--- SUPPLIED DATA ---

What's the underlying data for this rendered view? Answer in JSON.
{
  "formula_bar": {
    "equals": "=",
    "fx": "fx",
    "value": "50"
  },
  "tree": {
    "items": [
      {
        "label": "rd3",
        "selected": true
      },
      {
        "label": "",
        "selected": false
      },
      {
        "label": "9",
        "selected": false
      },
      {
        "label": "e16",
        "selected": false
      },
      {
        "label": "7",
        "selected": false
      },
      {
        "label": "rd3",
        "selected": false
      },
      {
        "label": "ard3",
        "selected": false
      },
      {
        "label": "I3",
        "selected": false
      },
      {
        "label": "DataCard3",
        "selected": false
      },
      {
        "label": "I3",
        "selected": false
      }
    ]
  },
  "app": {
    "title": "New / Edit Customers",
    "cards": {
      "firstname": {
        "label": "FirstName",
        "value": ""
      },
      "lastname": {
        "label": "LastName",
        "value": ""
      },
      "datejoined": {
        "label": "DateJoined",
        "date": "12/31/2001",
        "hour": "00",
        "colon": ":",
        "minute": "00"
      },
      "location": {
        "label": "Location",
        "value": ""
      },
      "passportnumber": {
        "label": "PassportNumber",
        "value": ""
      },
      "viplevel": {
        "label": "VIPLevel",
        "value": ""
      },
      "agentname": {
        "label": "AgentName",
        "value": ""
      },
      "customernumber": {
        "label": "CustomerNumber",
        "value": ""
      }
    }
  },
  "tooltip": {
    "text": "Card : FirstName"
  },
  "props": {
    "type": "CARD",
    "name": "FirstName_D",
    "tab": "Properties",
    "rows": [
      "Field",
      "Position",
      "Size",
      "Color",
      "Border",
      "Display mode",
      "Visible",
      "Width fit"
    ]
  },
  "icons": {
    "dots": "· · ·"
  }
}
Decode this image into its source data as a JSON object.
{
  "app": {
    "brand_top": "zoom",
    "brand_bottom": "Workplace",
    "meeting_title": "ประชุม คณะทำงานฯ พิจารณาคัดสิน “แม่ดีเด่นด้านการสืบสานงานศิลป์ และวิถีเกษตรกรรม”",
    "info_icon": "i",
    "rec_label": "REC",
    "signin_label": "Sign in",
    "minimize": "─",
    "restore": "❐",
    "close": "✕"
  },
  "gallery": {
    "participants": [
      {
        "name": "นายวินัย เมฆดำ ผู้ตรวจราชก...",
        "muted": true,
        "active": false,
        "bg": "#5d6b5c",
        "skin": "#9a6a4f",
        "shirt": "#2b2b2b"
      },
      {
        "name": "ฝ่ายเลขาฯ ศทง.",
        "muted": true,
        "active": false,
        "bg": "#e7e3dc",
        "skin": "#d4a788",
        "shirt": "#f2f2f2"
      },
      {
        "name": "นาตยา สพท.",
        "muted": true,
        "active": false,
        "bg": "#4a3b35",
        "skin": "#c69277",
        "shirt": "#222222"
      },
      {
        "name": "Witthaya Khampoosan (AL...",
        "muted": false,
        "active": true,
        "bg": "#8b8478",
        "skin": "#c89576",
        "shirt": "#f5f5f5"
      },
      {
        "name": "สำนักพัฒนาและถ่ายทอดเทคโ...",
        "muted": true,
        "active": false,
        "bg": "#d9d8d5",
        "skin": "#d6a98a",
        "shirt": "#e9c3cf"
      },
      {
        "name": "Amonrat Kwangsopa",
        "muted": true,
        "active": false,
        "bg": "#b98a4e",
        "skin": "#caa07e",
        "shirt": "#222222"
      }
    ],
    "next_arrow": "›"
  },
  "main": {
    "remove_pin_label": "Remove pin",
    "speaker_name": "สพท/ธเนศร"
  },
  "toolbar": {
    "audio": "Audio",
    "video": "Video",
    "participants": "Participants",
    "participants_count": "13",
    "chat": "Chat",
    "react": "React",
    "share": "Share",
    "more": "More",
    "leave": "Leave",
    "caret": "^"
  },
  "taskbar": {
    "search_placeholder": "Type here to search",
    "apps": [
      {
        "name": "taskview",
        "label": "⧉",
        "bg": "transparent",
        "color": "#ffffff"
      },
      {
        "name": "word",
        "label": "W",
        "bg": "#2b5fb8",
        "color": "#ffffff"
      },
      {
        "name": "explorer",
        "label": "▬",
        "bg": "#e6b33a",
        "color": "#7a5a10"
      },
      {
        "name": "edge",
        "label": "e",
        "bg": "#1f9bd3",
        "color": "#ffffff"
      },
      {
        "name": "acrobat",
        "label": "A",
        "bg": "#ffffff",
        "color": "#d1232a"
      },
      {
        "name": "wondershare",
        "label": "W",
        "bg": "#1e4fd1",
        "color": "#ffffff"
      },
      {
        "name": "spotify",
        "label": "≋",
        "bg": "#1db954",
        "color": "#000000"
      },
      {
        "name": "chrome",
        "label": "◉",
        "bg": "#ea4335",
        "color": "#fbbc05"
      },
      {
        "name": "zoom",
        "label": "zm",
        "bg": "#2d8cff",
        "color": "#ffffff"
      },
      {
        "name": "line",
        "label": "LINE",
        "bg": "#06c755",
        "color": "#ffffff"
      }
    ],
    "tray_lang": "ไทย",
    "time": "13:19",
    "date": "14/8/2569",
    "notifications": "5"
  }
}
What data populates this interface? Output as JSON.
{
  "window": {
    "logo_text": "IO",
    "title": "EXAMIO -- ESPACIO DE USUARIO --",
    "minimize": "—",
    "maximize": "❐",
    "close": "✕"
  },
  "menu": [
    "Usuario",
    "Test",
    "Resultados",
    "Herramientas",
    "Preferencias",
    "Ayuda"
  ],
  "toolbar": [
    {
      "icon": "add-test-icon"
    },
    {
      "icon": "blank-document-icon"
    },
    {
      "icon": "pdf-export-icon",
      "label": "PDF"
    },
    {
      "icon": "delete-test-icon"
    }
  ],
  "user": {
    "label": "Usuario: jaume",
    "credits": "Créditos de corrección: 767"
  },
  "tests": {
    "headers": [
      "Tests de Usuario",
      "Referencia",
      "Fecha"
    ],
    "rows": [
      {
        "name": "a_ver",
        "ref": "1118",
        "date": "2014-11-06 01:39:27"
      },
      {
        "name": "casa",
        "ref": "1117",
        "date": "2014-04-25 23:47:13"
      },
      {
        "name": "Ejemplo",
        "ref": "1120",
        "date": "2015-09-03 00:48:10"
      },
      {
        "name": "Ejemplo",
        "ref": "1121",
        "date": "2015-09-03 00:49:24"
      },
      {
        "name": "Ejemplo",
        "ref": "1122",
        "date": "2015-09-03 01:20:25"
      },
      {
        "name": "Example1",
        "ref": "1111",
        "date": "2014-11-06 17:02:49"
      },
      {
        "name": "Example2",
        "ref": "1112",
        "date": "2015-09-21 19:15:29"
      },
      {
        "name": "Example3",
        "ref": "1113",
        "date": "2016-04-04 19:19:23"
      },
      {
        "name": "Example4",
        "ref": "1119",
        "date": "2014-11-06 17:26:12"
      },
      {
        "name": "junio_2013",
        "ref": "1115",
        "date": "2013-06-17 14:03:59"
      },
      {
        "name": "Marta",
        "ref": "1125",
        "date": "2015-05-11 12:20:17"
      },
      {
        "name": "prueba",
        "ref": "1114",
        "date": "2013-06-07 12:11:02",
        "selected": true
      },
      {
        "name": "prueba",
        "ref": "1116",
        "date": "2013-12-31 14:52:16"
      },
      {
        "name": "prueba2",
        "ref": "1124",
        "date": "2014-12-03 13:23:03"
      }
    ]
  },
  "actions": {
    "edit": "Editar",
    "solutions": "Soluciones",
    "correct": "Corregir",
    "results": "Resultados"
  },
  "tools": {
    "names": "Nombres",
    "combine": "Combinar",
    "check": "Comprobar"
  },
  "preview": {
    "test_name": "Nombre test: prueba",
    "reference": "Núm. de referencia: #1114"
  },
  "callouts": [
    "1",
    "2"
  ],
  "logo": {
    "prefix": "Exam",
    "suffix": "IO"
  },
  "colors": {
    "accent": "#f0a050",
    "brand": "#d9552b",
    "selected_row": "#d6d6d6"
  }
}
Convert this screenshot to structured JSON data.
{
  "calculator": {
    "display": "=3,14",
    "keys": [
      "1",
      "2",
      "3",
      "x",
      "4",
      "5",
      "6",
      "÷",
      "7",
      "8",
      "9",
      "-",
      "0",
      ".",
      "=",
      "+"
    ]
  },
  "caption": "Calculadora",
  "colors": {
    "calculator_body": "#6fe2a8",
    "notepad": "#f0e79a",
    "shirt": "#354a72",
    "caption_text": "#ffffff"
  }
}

---

• [WHAT THE TASK REQUIRES] Please quote exactly the lines from the one containing "Convert this screenshot" through the last line of the records above, both included, and nothing else.

• [SOLUTION]
Convert this screenshot to structured JSON data.
{
  "calculator": {
    "display": "=3,14",
    "keys": [
      "1",
      "2",
      "3",
      "x",
      "4",
      "5",
      "6",
      "÷",
      "7",
      "8",
      "9",
      "-",
      "0",
      ".",
      "=",
      "+"
    ]
  },
  "caption": "Calculadora",
  "colors": {
    "calculator_body": "#6fe2a8",
    "notepad": "#f0e79a",
    "shirt": "#354a72",
    "caption_text": "#ffffff"
  }
}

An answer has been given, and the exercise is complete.